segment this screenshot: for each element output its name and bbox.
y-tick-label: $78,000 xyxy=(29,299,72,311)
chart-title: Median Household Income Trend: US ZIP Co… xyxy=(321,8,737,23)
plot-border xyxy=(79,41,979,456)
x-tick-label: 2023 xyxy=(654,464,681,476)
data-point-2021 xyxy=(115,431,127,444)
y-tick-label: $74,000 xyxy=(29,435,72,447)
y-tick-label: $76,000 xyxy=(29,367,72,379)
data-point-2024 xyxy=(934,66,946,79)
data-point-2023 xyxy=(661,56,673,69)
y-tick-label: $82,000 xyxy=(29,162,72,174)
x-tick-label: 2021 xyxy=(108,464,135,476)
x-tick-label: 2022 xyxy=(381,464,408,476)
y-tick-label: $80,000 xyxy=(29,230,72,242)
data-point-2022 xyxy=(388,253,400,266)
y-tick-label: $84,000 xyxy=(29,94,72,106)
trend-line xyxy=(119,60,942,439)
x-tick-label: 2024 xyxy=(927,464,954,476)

============================================================

Work required:
Copy the data above, swapping each "trend-line" for "line-series" and leaving every other character untouched.

Answer to this problem:
segment this screenshot: for each element output its name and bbox.
y-tick-label: $78,000 xyxy=(29,299,72,311)
chart-title: Median Household Income Trend: US ZIP Co… xyxy=(321,8,737,23)
plot-border xyxy=(79,41,979,456)
x-tick-label: 2023 xyxy=(654,464,681,476)
data-point-2021 xyxy=(115,431,127,444)
y-tick-label: $74,000 xyxy=(29,435,72,447)
y-tick-label: $76,000 xyxy=(29,367,72,379)
data-point-2024 xyxy=(934,66,946,79)
data-point-2023 xyxy=(661,56,673,69)
y-tick-label: $82,000 xyxy=(29,162,72,174)
x-tick-label: 2021 xyxy=(108,464,135,476)
x-tick-label: 2022 xyxy=(381,464,408,476)
y-tick-label: $80,000 xyxy=(29,230,72,242)
data-point-2022 xyxy=(388,253,400,266)
y-tick-label: $84,000 xyxy=(29,94,72,106)
line-series xyxy=(119,60,942,439)
x-tick-label: 2024 xyxy=(927,464,954,476)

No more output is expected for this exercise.